_Given exercise_: Rewrite every line of the records as a numbered list, leaving out any blank lines.

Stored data
::::::::

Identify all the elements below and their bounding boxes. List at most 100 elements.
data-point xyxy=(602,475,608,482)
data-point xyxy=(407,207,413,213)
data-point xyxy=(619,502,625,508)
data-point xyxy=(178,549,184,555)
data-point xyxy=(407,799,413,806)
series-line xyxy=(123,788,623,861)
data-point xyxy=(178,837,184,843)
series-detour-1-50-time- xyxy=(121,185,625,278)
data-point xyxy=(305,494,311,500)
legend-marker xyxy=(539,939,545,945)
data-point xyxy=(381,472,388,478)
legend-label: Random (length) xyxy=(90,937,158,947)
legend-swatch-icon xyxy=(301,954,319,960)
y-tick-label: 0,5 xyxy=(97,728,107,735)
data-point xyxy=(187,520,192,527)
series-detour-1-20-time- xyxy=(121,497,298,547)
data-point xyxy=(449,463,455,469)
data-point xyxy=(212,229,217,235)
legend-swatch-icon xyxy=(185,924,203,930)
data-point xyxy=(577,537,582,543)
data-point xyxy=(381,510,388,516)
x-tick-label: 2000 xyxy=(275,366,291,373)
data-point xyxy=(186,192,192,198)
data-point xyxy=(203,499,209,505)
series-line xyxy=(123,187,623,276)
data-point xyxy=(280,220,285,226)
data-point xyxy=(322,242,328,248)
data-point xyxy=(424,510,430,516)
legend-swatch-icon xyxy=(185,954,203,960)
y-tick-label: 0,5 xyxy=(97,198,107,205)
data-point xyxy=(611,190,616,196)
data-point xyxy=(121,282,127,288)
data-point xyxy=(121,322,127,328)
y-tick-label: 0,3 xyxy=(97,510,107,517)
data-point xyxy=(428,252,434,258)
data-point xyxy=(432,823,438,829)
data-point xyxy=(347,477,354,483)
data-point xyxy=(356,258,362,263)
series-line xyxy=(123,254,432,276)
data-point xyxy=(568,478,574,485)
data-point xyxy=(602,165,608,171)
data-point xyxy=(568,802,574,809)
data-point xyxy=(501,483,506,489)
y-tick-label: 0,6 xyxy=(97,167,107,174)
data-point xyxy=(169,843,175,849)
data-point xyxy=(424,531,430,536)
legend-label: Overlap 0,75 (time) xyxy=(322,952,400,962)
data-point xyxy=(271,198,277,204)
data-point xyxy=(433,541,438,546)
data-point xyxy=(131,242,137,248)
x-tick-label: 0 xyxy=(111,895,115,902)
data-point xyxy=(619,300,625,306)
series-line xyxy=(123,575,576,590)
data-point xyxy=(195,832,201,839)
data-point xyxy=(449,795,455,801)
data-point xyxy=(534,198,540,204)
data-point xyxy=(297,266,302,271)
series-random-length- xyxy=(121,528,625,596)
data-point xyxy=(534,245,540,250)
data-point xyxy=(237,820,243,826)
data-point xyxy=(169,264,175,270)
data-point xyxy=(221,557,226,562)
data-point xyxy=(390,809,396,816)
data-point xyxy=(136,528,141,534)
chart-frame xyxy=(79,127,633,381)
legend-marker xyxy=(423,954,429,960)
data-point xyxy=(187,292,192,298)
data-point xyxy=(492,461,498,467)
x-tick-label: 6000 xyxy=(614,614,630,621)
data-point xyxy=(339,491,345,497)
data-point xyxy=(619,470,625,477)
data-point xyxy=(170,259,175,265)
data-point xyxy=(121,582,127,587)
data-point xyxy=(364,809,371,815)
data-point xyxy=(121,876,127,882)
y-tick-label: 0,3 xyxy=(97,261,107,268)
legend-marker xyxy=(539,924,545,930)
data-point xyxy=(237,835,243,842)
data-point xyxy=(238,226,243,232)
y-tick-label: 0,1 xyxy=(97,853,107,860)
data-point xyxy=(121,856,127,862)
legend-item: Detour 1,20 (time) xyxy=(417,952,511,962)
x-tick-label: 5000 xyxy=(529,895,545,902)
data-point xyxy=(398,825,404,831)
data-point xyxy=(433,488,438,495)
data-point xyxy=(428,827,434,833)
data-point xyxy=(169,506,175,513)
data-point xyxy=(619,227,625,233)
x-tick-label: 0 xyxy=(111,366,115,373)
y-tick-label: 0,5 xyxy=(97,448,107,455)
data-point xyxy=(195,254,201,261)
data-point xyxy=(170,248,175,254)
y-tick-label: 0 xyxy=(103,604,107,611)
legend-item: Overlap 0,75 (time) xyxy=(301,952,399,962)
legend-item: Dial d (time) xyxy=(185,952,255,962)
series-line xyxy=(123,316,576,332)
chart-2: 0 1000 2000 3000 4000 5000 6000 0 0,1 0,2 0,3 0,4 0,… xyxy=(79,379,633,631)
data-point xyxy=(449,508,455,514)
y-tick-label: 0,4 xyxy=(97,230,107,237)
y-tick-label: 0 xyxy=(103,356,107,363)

::::::::

_Answer to this exercise_:
1. Identify all the elements below and their bounding boxes. List at most 100 elements.
2. data-point xyxy=(602,475,608,482)
3. data-point xyxy=(407,207,413,213)
4. data-point xyxy=(619,502,625,508)
5. data-point xyxy=(178,549,184,555)
6. data-point xyxy=(407,799,413,806)
7. series-line xyxy=(123,788,623,861)
8. data-point xyxy=(178,837,184,843)
9. series-detour-1-50-time- xyxy=(121,185,625,278)
10. data-point xyxy=(305,494,311,500)
11. legend-marker xyxy=(539,939,545,945)
12. data-point xyxy=(381,472,388,478)
13. legend-label: Random (length) xyxy=(90,937,158,947)
14. legend-swatch-icon xyxy=(301,954,319,960)
15. y-tick-label: 0,5 xyxy=(97,728,107,735)
16. data-point xyxy=(187,520,192,527)
17. series-detour-1-20-time- xyxy=(121,497,298,547)
18. data-point xyxy=(449,463,455,469)
19. data-point xyxy=(212,229,217,235)
20. legend-swatch-icon xyxy=(185,924,203,930)
21. data-point xyxy=(577,537,582,543)
22. data-point xyxy=(381,510,388,516)
23. x-tick-label: 2000 xyxy=(275,366,291,373)
24. data-point xyxy=(186,192,192,198)
25. data-point xyxy=(203,499,209,505)
26. series-line xyxy=(123,187,623,276)
27. data-point xyxy=(280,220,285,226)
28. data-point xyxy=(322,242,328,248)
29. data-point xyxy=(424,510,430,516)
30. legend-swatch-icon xyxy=(185,954,203,960)
31. y-tick-label: 0,5 xyxy=(97,198,107,205)
32. data-point xyxy=(611,190,616,196)
33. data-point xyxy=(121,282,127,288)
34. data-point xyxy=(121,322,127,328)
35. y-tick-label: 0,3 xyxy=(97,510,107,517)
36. data-point xyxy=(428,252,434,258)
37. data-point xyxy=(432,823,438,829)
38. data-point xyxy=(347,477,354,483)
39. data-point xyxy=(356,258,362,263)
40. series-line xyxy=(123,254,432,276)
41. data-point xyxy=(568,478,574,485)
42. data-point xyxy=(602,165,608,171)
43. data-point xyxy=(568,802,574,809)
44. data-point xyxy=(501,483,506,489)
45. y-tick-label: 0,6 xyxy=(97,167,107,174)
46. data-point xyxy=(169,843,175,849)
47. data-point xyxy=(424,531,430,536)
48. legend-label: Overlap 0,75 (time) xyxy=(322,952,400,962)
49. data-point xyxy=(271,198,277,204)
50. data-point xyxy=(433,541,438,546)
51. data-point xyxy=(131,242,137,248)
52. x-tick-label: 0 xyxy=(111,895,115,902)
53. data-point xyxy=(619,300,625,306)
54. series-line xyxy=(123,575,576,590)
55. data-point xyxy=(195,832,201,839)
56. data-point xyxy=(449,795,455,801)
57. data-point xyxy=(534,198,540,204)
58. data-point xyxy=(297,266,302,271)
59. series-random-length- xyxy=(121,528,625,596)
60. data-point xyxy=(534,245,540,250)
61. data-point xyxy=(237,820,243,826)
62. data-point xyxy=(169,264,175,270)
63. data-point xyxy=(221,557,226,562)
64. data-point xyxy=(390,809,396,816)
65. data-point xyxy=(136,528,141,534)
66. chart-frame xyxy=(79,127,633,381)
67. legend-marker xyxy=(423,954,429,960)
68. data-point xyxy=(187,292,192,298)
69. data-point xyxy=(492,461,498,467)
70. x-tick-label: 6000 xyxy=(614,614,630,621)
71. data-point xyxy=(339,491,345,497)
72. data-point xyxy=(619,470,625,477)
73. data-point xyxy=(170,259,175,265)
74. data-point xyxy=(121,582,127,587)
75. data-point xyxy=(364,809,371,815)
76. data-point xyxy=(121,876,127,882)
77. y-tick-label: 0,3 xyxy=(97,261,107,268)
78. legend-marker xyxy=(539,924,545,930)
79. data-point xyxy=(237,835,243,842)
80. data-point xyxy=(238,226,243,232)
81. y-tick-label: 0,1 xyxy=(97,853,107,860)
82. data-point xyxy=(121,856,127,862)
83. legend-item: Detour 1,20 (time) xyxy=(417,952,511,962)
84. x-tick-label: 5000 xyxy=(529,895,545,902)
85. data-point xyxy=(398,825,404,831)
86. data-point xyxy=(433,488,438,495)
87. data-point xyxy=(428,827,434,833)
88. data-point xyxy=(169,506,175,513)
89. data-point xyxy=(619,227,625,233)
90. x-tick-label: 0 xyxy=(111,366,115,373)
91. y-tick-label: 0,5 xyxy=(97,448,107,455)
92. data-point xyxy=(195,254,201,261)
93. data-point xyxy=(170,248,175,254)
94. y-tick-label: 0 xyxy=(103,604,107,611)
95. legend-item: Overlap 0,75 (time) xyxy=(301,952,399,962)
96. legend-item: Dial d (time) xyxy=(185,952,255,962)
97. series-line xyxy=(123,316,576,332)
98. chart-2: 0 1000 2000 3000 4000 5000 6000 0 0,1 0,2 0,3 0,4 0,… xyxy=(79,379,633,631)
99. data-point xyxy=(449,508,455,514)
100. y-tick-label: 0,4 xyxy=(97,230,107,237)
101. y-tick-label: 0 xyxy=(103,356,107,363)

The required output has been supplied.